## Instructions to follow
Repeat the entire listing exactly.

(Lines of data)
* * * * *
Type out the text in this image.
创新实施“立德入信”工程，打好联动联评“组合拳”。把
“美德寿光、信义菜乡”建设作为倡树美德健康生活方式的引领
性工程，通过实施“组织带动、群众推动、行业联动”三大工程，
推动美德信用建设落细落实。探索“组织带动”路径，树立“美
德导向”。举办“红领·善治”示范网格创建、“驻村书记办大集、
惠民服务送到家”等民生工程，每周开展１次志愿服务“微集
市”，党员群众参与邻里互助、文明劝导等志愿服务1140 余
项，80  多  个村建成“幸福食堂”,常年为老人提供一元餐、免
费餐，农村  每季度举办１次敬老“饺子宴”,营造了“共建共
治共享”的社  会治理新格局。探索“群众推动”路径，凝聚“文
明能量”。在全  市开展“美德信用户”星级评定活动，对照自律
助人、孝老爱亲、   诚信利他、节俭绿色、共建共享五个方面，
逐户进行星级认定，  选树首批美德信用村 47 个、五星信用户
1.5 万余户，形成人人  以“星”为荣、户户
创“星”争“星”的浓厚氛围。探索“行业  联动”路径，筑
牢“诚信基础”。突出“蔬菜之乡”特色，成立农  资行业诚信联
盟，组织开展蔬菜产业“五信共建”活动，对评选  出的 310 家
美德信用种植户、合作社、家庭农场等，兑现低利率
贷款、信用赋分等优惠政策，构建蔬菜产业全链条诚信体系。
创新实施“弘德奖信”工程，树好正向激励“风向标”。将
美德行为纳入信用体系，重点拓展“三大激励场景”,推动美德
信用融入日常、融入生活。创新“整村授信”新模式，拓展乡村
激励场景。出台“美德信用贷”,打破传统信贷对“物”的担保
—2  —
* * * * *
## Task output
Type out the text in this image.
创新实施“立德入信”工程，打好联动联评“组合拳”。把
“美德寿光、信义菜乡”建设作为倡树美德健康生活方式的引领
性工程，通过实施“组织带动、群众推动、行业联动”三大工程，
推动美德信用建设落细落实。探索“组织带动”路径，树立“美
德导向”。举办“红领·善治”示范网格创建、“驻村书记办大集、
惠民服务送到家”等民生工程，每周开展１次志愿服务“微集
市”，党员群众参与邻里互助、文明劝导等志愿服务1140 余
项，80  多  个村建成“幸福食堂”,常年为老人提供一元餐、免
费餐，农村  每季度举办１次敬老“饺子宴”,营造了“共建共
治共享”的社  会治理新格局。探索“群众推动”路径，凝聚“文
明能量”。在全  市开展“美德信用户”星级评定活动，对照自律
助人、孝老爱亲、   诚信利他、节俭绿色、共建共享五个方面，
逐户进行星级认定，  选树首批美德信用村 47 个、五星信用户
1.5 万余户，形成人人  以“星”为荣、户户
创“星”争“星”的浓厚氛围。探索“行业  联动”路径，筑
牢“诚信基础”。突出“蔬菜之乡”特色，成立农  资行业诚信联
盟，组织开展蔬菜产业“五信共建”活动，对评选  出的 310 家
美德信用种植户、合作社、家庭农场等，兑现低利率
贷款、信用赋分等优惠政策，构建蔬菜产业全链条诚信体系。
创新实施“弘德奖信”工程，树好正向激励“风向标”。将
美德行为纳入信用体系，重点拓展“三大激励场景”,推动美德
信用融入日常、融入生活。创新“整村授信”新模式，拓展乡村
激励场景。出台“美德信用贷”,打破传统信贷对“物”的担保
—2  —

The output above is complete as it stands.